* PROBLEM *
Render this sentence from the abstract on fungal loop transfer of nitrogen below in Spanish: "We also estimated the biomass of fungal constituents using quantitative PCR and characterized fungal communities by sequencing the 18S rRNA gene."

* EXCERPTED TEXT *
Fungal loop transfer of nitrogen depends on biocrust constituents and nitrogen form

Besides performing multiple ecosystem services individually and collectively, biocrust constituents may also create biological networks connecting spatially and temporally distinct processes. In the fungal loop hypothesis rainfall variability allows fungi to act as conduits and reservoirs, translocating resources between soils and host plants. To evaluate the extent to which biocrust species composition and nitrogen (N) form influence loops, we created a minor, localized rainfall event containing ¹⁵NH₄⁺ and ¹⁵NO₃⁻. We then measured the resulting δ¹⁵N in the surrounding dry cyanobacteria- and lichen-dominated crusts and grass, Achnatherum hymenoides, after 24 h. We also estimated the biomass of fungal constituents using quantitative PCR and characterized fungal communities by sequencing the 18S rRNA gene. We found evidence for the initiation of fungal loops in cyanobacteria-dominated crusts where ¹⁵N, from ¹⁵NH₄⁺, moved 40 mm h⁻¹ in biocrust soils with the δ¹⁵N of crusts decreasing as the radial distance from the water addition increased (linear mixed effects model (LMEM)): R² = 0.67, F_2,12 = 11, P = 0.002). In cyanobacteria crusts, δ¹⁵N, from ¹⁵NH₄⁺, was diluted as Ascomycota biomass increased (LMEM: R² = 0.63, F_2,8 = 6.8, P = 0.02), Ascomycota accounted for 82 % (±2.8) of all fungal sequences, and one order, Pleosporales, comprised 66 % (±6.9) of Ascomycota. The seeming lack of loops in moss-dominated crusts may stem from the relatively large moss biomass effectively absorbing and holding N from our minor wet deposition event. The substantial movement of ¹⁵NH₄⁺ may indicate a fungal preference for the reduced N form during amino acid transformation and translocation. We found a marginally significant enrichment of δ¹⁵N in A. hymenoides leaves but only in cyanobacteria biocrusts translocating ¹⁵N, offering evidence of links between biocrust constituents and higher plants. Our results suggest that minor rainfall events may initiate fungal loops potentially allowing constituents, like dark septate Pleosporales, to rapidly translocate N from NH₄⁺ over NO₃⁻ through biocrust networks.

* DATASET RECORDS *
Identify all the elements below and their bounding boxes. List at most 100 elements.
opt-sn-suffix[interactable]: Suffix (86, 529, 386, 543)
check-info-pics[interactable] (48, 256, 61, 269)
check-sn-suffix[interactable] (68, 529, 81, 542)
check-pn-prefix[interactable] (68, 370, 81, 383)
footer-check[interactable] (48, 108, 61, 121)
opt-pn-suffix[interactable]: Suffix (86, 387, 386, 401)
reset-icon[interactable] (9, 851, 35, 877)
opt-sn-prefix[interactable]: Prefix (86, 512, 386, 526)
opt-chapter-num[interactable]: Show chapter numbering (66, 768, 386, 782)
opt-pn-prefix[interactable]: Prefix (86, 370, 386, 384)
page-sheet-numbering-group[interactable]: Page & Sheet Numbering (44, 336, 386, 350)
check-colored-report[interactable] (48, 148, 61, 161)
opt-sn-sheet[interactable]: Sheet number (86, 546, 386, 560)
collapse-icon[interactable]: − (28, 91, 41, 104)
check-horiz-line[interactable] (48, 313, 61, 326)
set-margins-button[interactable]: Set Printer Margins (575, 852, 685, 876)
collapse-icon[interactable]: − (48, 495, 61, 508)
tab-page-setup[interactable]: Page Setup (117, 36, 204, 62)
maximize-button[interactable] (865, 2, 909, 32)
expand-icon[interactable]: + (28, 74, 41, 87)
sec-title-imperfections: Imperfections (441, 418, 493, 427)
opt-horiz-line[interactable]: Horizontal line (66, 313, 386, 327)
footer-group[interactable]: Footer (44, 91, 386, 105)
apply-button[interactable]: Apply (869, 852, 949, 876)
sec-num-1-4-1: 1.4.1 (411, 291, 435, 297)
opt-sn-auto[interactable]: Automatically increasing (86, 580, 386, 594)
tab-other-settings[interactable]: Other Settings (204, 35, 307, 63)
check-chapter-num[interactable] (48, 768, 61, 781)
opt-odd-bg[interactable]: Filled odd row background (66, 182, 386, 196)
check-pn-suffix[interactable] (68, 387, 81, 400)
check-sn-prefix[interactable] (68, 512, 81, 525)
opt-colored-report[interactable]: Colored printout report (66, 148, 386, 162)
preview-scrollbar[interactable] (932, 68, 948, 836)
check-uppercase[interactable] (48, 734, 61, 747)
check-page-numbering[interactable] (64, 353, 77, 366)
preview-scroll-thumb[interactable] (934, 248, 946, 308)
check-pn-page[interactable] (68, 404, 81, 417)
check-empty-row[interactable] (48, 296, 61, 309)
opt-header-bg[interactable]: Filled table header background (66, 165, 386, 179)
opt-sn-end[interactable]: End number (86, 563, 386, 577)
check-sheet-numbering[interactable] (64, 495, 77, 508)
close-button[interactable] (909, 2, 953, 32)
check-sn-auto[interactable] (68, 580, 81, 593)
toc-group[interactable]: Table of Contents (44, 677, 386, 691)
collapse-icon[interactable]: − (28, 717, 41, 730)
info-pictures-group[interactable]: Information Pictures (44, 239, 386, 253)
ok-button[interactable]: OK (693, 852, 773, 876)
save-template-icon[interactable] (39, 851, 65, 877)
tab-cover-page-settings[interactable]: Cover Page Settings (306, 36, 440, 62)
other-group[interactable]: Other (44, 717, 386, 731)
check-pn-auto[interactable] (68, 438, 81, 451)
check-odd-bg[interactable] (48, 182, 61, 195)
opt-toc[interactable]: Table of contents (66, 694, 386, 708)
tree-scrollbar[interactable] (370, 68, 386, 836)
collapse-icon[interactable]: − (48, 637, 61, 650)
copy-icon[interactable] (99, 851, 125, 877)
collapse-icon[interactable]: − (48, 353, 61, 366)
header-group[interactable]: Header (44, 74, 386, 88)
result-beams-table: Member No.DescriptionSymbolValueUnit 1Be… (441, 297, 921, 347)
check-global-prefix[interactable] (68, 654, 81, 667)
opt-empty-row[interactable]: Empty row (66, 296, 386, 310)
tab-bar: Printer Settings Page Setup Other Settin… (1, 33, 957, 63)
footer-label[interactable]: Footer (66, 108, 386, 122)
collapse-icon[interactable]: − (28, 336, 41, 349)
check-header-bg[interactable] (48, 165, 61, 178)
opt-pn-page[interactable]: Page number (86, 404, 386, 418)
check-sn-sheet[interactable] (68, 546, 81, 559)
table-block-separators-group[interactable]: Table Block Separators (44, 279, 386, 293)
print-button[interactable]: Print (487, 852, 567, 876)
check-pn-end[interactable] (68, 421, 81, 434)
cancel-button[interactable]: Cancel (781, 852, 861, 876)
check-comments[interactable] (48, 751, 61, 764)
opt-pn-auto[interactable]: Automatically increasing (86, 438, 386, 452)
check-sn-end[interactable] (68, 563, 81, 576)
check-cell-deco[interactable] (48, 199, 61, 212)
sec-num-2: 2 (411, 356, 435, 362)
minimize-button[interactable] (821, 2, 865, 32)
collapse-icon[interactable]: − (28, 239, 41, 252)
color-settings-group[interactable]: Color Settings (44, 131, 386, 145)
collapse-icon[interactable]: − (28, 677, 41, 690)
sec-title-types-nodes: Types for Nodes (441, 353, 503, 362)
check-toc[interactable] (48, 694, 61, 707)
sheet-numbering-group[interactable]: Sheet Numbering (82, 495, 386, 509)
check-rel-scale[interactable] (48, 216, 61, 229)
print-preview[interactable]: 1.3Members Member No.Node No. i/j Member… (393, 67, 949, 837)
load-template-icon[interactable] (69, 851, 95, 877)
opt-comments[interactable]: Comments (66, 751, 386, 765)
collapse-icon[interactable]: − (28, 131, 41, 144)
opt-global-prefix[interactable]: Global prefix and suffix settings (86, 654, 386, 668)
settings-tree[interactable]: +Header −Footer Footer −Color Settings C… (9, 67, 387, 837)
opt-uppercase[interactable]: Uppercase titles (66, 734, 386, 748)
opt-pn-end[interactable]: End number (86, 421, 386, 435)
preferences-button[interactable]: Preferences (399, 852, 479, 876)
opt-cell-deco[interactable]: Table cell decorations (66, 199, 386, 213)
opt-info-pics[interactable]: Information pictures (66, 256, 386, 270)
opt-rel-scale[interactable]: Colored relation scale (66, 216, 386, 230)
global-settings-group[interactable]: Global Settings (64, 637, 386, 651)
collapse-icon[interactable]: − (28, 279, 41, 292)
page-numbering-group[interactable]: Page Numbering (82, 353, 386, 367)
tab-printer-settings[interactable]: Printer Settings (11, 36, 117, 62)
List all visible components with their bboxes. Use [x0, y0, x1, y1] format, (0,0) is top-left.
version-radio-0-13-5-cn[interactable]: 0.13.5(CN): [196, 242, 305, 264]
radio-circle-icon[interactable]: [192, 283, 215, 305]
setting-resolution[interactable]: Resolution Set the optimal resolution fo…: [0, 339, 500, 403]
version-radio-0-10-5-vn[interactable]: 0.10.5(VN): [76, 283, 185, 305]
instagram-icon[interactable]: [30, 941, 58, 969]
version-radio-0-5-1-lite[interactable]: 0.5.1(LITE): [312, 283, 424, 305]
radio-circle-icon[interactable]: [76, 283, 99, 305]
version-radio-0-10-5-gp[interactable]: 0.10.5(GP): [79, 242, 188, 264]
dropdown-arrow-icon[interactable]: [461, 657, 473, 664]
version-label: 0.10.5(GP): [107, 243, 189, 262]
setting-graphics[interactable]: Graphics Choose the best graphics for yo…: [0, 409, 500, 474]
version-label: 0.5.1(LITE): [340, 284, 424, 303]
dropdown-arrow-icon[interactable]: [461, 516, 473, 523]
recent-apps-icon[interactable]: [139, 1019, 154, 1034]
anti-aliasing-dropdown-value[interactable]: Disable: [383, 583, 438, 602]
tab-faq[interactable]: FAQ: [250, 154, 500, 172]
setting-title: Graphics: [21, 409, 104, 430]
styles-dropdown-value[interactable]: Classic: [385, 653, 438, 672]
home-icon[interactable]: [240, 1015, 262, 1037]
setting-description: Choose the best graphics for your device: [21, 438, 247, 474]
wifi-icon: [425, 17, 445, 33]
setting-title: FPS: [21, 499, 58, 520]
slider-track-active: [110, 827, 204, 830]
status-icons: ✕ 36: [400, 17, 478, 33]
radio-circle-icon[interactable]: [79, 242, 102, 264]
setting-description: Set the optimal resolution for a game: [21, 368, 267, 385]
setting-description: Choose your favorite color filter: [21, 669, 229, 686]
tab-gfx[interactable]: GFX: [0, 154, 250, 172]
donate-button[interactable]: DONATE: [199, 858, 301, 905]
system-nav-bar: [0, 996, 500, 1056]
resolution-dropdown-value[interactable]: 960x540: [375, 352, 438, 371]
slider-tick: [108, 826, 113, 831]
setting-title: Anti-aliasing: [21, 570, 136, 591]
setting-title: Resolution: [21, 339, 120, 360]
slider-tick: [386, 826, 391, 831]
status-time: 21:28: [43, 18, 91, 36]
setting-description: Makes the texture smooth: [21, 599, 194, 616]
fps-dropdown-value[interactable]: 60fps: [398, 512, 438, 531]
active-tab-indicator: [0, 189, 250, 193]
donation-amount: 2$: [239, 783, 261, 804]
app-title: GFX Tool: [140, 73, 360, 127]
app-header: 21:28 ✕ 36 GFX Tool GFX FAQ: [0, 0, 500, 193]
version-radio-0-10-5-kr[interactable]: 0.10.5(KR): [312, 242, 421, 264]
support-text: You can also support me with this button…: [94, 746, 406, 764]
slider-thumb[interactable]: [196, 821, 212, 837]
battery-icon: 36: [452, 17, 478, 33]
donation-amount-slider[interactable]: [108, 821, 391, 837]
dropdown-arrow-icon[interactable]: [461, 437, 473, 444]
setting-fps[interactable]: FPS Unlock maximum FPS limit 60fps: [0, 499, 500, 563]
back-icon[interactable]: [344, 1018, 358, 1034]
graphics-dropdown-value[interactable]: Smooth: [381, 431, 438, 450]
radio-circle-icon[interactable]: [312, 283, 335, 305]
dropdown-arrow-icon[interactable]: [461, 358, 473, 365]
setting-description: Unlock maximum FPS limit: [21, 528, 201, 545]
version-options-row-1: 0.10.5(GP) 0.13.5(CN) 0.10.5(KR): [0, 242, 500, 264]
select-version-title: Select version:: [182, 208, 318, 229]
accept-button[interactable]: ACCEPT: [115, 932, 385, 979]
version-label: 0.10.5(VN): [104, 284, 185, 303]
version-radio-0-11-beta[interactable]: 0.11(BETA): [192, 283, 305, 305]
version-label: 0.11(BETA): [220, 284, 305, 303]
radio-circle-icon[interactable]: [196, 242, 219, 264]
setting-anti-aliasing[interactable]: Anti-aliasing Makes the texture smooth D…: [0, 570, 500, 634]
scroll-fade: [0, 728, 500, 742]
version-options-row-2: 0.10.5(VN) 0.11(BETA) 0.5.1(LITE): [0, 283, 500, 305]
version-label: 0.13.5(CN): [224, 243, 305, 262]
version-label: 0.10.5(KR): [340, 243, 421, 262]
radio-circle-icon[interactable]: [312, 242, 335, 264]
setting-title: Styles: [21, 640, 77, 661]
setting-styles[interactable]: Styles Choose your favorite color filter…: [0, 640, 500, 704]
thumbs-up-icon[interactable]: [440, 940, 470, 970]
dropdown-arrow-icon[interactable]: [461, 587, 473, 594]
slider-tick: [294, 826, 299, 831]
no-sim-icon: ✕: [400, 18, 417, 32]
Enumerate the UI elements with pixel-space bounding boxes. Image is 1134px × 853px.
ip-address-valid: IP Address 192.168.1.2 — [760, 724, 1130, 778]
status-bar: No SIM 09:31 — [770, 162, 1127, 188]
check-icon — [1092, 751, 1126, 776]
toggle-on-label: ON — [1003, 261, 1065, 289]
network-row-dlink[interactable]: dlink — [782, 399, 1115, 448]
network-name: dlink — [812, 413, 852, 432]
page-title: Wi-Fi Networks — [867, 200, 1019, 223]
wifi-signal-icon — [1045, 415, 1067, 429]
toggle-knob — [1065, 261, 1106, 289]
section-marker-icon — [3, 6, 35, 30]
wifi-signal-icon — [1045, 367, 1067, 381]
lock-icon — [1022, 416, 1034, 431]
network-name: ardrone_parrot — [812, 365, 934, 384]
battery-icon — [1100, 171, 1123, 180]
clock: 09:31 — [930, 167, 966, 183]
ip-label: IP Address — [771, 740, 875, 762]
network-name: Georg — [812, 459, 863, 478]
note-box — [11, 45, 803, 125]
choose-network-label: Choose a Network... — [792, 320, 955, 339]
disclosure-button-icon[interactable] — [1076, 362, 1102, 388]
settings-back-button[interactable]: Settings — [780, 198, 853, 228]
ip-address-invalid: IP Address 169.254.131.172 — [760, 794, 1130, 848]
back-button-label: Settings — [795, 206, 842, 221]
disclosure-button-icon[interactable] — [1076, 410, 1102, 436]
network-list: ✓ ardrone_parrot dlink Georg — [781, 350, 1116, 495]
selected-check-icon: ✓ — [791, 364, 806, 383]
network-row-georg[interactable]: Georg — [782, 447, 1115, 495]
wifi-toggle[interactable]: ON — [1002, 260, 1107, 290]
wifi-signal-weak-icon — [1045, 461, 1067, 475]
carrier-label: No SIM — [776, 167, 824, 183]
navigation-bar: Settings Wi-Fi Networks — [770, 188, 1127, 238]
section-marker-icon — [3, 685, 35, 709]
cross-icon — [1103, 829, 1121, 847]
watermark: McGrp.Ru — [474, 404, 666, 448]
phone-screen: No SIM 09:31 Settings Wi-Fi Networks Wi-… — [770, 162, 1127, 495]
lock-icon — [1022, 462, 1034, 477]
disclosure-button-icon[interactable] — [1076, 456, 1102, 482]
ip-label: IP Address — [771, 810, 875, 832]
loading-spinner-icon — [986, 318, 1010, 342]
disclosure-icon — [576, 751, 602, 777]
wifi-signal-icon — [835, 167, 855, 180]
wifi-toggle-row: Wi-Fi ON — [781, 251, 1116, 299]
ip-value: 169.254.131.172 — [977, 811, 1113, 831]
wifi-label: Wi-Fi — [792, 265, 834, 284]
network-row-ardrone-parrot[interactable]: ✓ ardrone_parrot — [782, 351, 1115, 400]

* WORKED SOLUTION *
También estimamos la biomasa de los constituyentes fúngicos mediante PCR cuantitativa y caracterizamos las comunidades fúngicas secuenciando el gen del ARNr 18S.